■ **Your objective**:
Quote all entries in full, exactly.

Rows start

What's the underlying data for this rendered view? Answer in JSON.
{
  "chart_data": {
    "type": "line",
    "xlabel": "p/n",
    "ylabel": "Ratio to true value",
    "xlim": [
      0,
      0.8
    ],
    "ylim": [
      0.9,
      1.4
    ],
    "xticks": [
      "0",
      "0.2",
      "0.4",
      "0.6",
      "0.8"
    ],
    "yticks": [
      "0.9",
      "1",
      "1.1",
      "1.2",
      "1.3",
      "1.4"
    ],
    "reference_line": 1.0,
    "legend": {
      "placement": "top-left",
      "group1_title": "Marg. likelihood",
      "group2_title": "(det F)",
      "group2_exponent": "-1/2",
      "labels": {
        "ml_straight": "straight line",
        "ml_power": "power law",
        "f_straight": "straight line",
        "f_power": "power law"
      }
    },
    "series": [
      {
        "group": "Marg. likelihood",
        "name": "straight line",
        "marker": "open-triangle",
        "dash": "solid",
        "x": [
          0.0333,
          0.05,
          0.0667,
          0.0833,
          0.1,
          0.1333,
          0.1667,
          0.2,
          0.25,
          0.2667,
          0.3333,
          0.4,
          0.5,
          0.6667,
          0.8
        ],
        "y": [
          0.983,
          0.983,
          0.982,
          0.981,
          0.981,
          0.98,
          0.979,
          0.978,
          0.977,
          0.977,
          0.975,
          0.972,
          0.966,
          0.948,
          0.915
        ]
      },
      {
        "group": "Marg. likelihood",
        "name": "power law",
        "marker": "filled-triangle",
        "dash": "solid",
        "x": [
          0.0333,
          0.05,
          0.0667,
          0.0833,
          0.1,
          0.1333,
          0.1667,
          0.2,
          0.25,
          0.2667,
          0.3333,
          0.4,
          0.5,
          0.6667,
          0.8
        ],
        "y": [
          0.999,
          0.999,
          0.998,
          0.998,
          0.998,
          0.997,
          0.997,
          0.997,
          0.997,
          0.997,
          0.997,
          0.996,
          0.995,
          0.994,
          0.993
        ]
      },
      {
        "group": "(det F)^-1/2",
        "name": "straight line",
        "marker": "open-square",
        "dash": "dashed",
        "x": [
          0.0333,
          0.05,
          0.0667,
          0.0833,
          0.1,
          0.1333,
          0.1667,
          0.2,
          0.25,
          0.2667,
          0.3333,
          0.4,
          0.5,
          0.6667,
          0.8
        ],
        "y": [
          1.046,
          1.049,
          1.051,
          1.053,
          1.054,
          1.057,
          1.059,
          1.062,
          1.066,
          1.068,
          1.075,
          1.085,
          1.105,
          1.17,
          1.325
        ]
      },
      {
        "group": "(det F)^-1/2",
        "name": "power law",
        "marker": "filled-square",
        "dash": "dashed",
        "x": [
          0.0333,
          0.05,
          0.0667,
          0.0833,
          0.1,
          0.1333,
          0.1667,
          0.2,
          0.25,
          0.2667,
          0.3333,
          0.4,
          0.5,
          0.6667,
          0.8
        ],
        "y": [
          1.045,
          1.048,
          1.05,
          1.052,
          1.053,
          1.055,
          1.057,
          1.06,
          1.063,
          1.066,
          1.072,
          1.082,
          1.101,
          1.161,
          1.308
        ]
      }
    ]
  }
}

Rows end

■ **Exercise solution**:
What's the underlying data for this rendered view? Answer in JSON.
{
  "chart_data": {
    "type": "line",
    "xlabel": "p/n",
    "ylabel": "Ratio to true value",
    "xlim": [
      0,
      0.8
    ],
    "ylim": [
      0.9,
      1.4
    ],
    "xticks": [
      "0",
      "0.2",
      "0.4",
      "0.6",
      "0.8"
    ],
    "yticks": [
      "0.9",
      "1",
      "1.1",
      "1.2",
      "1.3",
      "1.4"
    ],
    "reference_line": 1.0,
    "legend": {
      "placement": "top-left",
      "group1_title": "Marg. likelihood",
      "group2_title": "(det F)",
      "group2_exponent": "-1/2",
      "labels": {
        "ml_straight": "straight line",
        "ml_power": "power law",
        "f_straight": "straight line",
        "f_power": "power law"
      }
    },
    "series": [
      {
        "group": "Marg. likelihood",
        "name": "straight line",
        "marker": "open-triangle",
        "dash": "solid",
        "x": [
          0.0333,
          0.05,
          0.0667,
          0.0833,
          0.1,
          0.1333,
          0.1667,
          0.2,
          0.25,
          0.2667,
          0.3333,
          0.4,
          0.5,
          0.6667,
          0.8
        ],
        "y": [
          0.983,
          0.983,
          0.982,
          0.981,
          0.981,
          0.98,
          0.979,
          0.978,
          0.977,
          0.977,
          0.975,
          0.972,
          0.966,
          0.948,
          0.915
        ]
      },
      {
        "group": "Marg. likelihood",
        "name": "power law",
        "marker": "filled-triangle",
        "dash": "solid",
        "x": [
          0.0333,
          0.05,
          0.0667,
          0.0833,
          0.1,
          0.1333,
          0.1667,
          0.2,
          0.25,
          0.2667,
          0.3333,
          0.4,
          0.5,
          0.6667,
          0.8
        ],
        "y": [
          0.999,
          0.999,
          0.998,
          0.998,
          0.998,
          0.997,
          0.997,
          0.997,
          0.997,
          0.997,
          0.997,
          0.996,
          0.995,
          0.994,
          0.993
        ]
      },
      {
        "group": "(det F)^-1/2",
        "name": "straight line",
        "marker": "open-square",
        "dash": "dashed",
        "x": [
          0.0333,
          0.05,
          0.0667,
          0.0833,
          0.1,
          0.1333,
          0.1667,
          0.2,
          0.25,
          0.2667,
          0.3333,
          0.4,
          0.5,
          0.6667,
          0.8
        ],
        "y": [
          1.046,
          1.049,
          1.051,
          1.053,
          1.054,
          1.057,
          1.059,
          1.062,
          1.066,
          1.068,
          1.075,
          1.085,
          1.105,
          1.17,
          1.325
        ]
      },
      {
        "group": "(det F)^-1/2",
        "name": "power law",
        "marker": "filled-square",
        "dash": "dashed",
        "x": [
          0.0333,
          0.05,
          0.0667,
          0.0833,
          0.1,
          0.1333,
          0.1667,
          0.2,
          0.25,
          0.2667,
          0.3333,
          0.4,
          0.5,
          0.6667,
          0.8
        ],
        "y": [
          1.045,
          1.048,
          1.05,
          1.052,
          1.053,
          1.055,
          1.057,
          1.06,
          1.063,
          1.066,
          1.072,
          1.082,
          1.101,
          1.161,
          1.308
        ]
      }
    ]
  }
}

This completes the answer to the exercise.